**What the task requires**
Report all lines of the data below that hold the word "Fructose".
[Task input Boundary: Start]
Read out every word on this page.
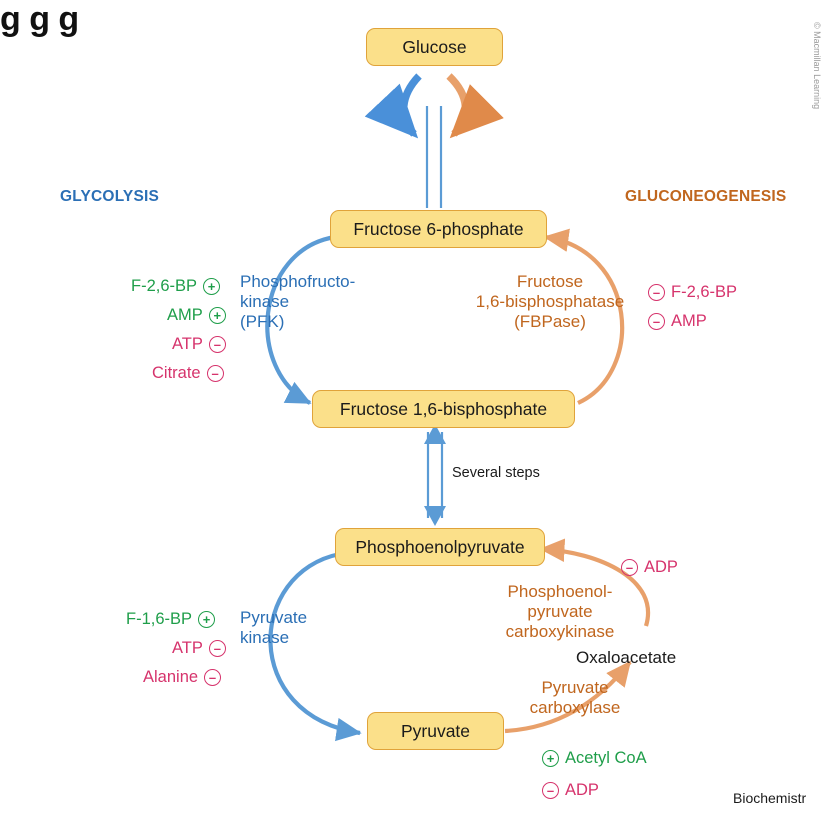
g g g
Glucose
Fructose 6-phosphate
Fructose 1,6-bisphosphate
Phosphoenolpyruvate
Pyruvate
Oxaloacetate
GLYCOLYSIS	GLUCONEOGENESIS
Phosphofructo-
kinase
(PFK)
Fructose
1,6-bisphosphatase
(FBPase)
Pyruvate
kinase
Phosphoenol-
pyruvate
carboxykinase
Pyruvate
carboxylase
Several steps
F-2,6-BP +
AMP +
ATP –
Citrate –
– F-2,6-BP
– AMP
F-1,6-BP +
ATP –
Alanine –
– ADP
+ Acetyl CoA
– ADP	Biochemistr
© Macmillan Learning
[Task input Boundary: End]
**Task solution**
Fructose 6-phosphate
Fructose 1,6-bisphosphate
Fructose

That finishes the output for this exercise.